* **Stated exercise**: From the listing below, pull out the lines that hold "Anne".
======== Records
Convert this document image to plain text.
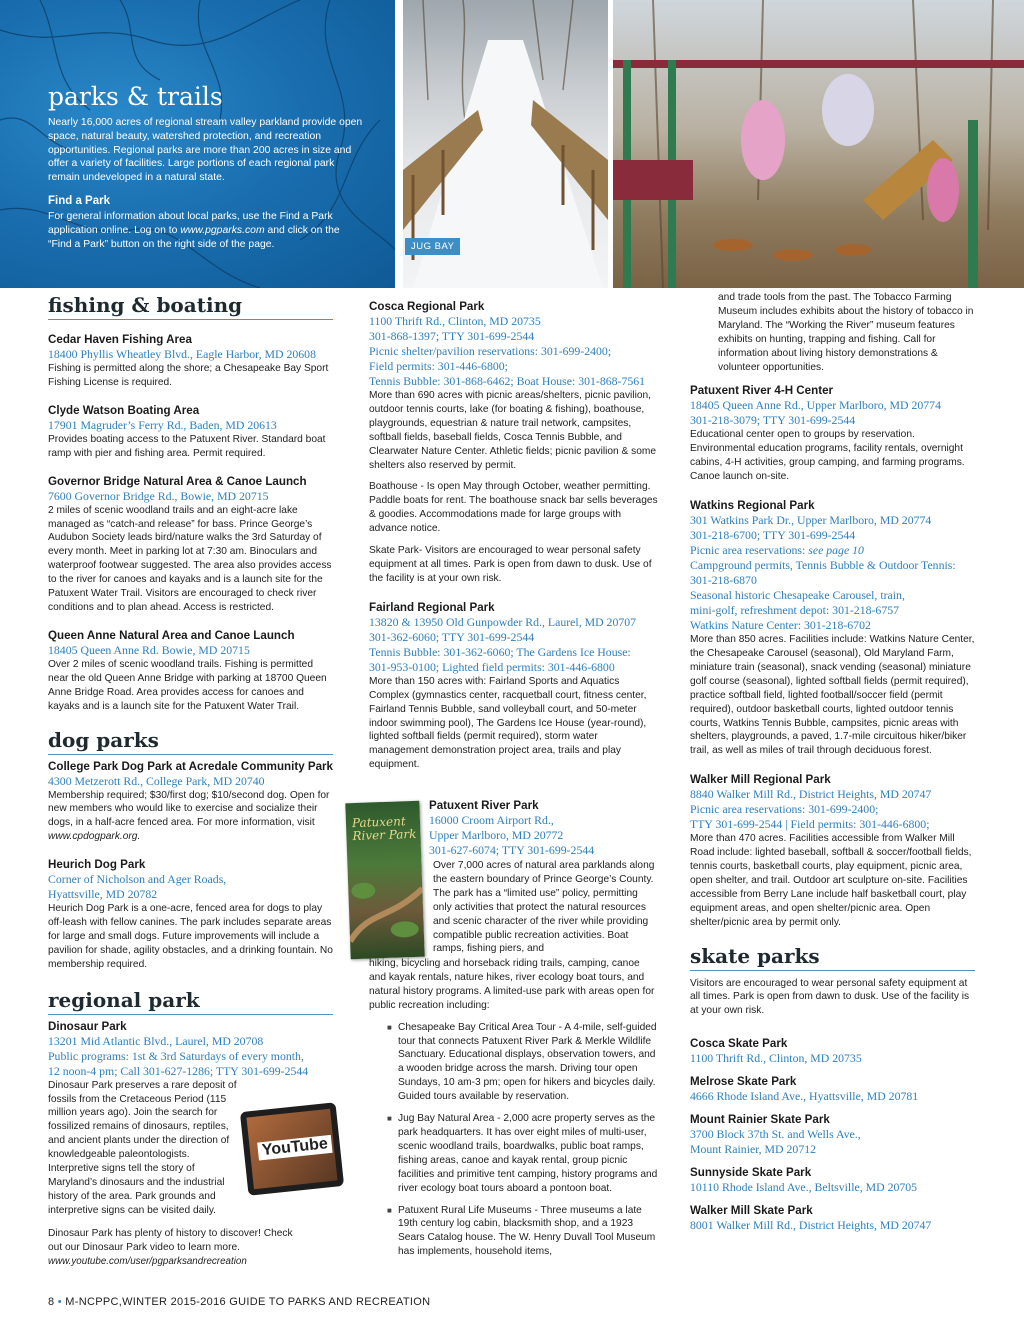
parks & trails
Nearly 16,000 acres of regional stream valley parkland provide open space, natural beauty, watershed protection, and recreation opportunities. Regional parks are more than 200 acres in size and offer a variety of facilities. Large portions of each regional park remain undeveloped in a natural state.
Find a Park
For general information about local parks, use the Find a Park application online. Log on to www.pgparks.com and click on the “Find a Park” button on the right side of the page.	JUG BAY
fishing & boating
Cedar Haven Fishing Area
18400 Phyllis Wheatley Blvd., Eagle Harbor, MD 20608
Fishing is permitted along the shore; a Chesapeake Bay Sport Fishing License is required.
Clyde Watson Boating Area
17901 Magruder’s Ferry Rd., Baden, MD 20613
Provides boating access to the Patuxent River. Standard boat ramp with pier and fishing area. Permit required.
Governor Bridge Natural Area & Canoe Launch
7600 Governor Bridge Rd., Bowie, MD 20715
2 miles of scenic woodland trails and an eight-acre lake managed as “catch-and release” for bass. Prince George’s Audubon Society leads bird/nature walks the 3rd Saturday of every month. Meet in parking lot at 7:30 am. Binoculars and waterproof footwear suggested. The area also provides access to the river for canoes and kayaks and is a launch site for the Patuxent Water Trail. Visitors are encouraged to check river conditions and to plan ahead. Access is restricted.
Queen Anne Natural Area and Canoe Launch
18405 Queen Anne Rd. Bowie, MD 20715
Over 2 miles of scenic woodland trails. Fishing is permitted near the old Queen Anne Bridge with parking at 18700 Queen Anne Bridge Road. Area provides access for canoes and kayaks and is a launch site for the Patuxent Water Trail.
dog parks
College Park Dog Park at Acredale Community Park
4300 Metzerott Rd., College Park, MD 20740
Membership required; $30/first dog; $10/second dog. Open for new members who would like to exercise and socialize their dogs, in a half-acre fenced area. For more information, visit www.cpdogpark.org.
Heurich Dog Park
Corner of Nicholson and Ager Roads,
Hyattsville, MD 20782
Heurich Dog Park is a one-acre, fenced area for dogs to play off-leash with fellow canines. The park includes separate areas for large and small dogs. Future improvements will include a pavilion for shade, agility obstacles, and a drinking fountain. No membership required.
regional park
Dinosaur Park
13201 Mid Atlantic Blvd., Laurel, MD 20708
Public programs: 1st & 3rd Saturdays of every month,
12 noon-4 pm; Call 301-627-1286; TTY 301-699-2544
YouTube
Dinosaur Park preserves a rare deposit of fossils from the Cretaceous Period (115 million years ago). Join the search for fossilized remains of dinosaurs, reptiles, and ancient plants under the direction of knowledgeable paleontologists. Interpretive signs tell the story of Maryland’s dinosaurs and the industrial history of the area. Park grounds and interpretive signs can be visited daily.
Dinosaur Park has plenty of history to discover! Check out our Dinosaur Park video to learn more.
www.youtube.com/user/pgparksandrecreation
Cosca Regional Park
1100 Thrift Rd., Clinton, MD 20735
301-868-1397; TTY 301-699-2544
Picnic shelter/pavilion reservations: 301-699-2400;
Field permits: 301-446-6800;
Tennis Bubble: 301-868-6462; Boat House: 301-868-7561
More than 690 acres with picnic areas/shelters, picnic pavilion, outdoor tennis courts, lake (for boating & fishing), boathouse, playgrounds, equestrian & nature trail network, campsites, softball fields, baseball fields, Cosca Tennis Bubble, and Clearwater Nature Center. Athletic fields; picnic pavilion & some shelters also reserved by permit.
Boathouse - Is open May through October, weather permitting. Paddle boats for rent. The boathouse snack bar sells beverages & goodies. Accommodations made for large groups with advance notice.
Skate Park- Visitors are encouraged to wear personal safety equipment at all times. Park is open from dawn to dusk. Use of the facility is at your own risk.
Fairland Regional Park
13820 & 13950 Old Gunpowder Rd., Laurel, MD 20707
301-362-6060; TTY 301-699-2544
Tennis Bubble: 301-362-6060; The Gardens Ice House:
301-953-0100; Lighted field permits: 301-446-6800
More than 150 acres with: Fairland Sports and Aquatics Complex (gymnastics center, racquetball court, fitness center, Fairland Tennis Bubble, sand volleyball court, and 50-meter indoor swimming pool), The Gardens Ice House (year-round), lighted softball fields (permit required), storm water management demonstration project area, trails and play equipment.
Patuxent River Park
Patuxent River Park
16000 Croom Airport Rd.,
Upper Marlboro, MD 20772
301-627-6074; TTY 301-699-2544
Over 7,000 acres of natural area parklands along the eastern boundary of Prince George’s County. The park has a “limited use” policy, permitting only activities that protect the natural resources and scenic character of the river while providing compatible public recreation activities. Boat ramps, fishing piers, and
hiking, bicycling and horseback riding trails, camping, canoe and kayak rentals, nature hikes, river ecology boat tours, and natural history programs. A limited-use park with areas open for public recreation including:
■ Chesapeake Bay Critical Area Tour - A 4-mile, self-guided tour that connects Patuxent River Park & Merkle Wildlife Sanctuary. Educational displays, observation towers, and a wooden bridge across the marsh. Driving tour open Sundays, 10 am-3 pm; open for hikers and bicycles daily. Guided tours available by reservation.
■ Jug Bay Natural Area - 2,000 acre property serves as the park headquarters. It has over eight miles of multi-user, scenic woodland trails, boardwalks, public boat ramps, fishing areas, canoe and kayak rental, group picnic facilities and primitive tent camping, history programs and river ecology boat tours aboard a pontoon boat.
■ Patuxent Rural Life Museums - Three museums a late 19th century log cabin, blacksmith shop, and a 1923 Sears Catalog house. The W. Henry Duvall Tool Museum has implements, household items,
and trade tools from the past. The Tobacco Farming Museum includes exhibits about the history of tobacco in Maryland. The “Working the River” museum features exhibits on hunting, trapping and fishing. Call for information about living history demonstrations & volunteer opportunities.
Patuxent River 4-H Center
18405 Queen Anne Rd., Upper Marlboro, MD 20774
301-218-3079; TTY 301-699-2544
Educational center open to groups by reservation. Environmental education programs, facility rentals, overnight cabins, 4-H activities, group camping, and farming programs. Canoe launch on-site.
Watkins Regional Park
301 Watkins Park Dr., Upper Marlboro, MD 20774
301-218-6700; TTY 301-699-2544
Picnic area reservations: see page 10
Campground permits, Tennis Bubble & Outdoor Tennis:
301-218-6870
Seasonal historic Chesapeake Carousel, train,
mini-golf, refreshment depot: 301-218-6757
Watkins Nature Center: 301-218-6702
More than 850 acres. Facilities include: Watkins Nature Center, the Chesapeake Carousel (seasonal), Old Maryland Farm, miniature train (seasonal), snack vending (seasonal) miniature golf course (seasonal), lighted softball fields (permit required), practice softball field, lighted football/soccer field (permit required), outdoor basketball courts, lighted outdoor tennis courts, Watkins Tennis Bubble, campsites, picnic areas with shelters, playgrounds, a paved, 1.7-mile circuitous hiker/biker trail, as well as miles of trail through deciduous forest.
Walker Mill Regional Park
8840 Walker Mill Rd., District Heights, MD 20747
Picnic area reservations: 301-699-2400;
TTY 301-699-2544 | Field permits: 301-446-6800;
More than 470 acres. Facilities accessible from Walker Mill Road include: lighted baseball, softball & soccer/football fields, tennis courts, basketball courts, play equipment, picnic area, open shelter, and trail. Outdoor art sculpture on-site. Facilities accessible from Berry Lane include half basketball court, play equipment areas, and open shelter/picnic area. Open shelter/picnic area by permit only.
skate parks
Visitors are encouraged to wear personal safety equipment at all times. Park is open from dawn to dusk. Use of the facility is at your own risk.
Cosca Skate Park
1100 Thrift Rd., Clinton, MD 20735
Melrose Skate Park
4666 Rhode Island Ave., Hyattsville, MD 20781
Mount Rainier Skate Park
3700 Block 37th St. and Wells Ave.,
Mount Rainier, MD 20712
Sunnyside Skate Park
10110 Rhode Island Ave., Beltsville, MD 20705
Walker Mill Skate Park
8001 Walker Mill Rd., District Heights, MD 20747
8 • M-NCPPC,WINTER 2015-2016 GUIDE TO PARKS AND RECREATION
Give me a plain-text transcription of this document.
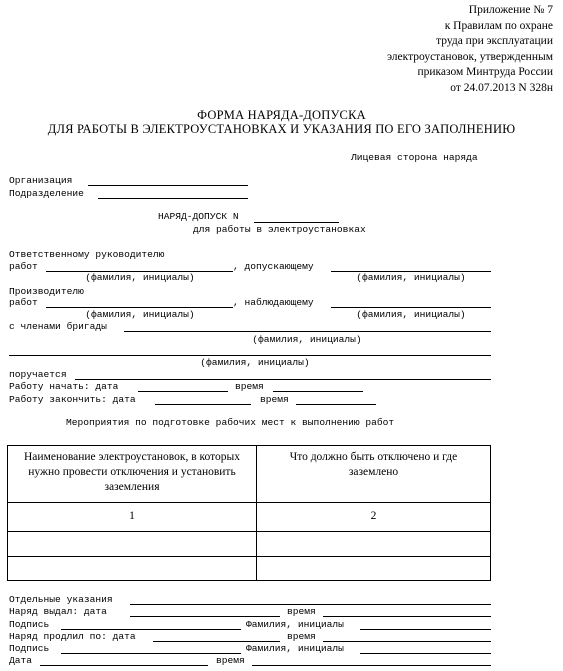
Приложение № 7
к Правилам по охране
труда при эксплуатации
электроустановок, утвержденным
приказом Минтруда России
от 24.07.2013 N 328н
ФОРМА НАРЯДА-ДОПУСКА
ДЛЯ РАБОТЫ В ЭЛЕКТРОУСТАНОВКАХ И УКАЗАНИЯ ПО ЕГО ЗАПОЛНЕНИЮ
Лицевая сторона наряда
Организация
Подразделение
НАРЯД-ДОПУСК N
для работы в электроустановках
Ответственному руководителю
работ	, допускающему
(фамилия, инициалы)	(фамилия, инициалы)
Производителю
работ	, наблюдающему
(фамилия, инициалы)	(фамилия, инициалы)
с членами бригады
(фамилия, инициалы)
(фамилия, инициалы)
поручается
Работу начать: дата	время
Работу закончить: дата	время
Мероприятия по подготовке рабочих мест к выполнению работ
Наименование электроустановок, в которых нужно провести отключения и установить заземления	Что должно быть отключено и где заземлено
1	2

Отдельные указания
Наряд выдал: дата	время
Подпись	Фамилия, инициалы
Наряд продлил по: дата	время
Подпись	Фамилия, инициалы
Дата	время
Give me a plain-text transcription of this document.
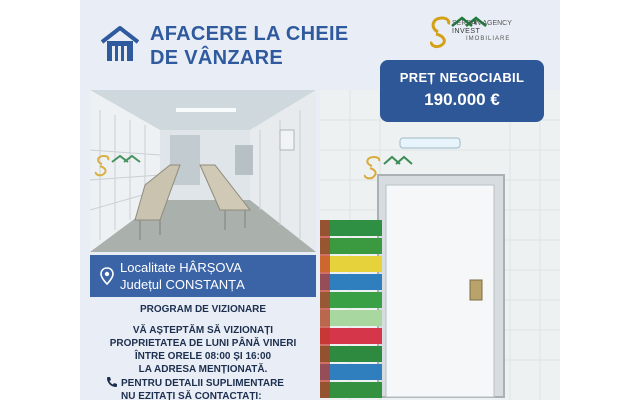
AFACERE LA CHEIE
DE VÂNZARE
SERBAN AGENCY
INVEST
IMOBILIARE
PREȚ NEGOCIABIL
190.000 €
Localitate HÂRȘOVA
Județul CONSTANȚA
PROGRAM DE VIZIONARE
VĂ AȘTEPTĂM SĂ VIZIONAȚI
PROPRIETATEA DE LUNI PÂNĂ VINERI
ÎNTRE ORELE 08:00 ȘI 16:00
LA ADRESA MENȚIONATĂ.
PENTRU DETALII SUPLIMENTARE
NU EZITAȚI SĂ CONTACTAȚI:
================
* **Correct answer**:
Queen Anne Natural Area and Canoe Launch
18405 Queen Anne Rd. Bowie, MD 20715
Over 2 miles of scenic woodland trails. Fishing is permitted near the old Queen Anne Bridge with parking at 18700 Queen Anne Bridge Road. Area provides access for canoes and kayaks and is a launch site for the Patuxent Water Trail.
18405 Queen Anne Rd., Upper Marlboro, MD 20774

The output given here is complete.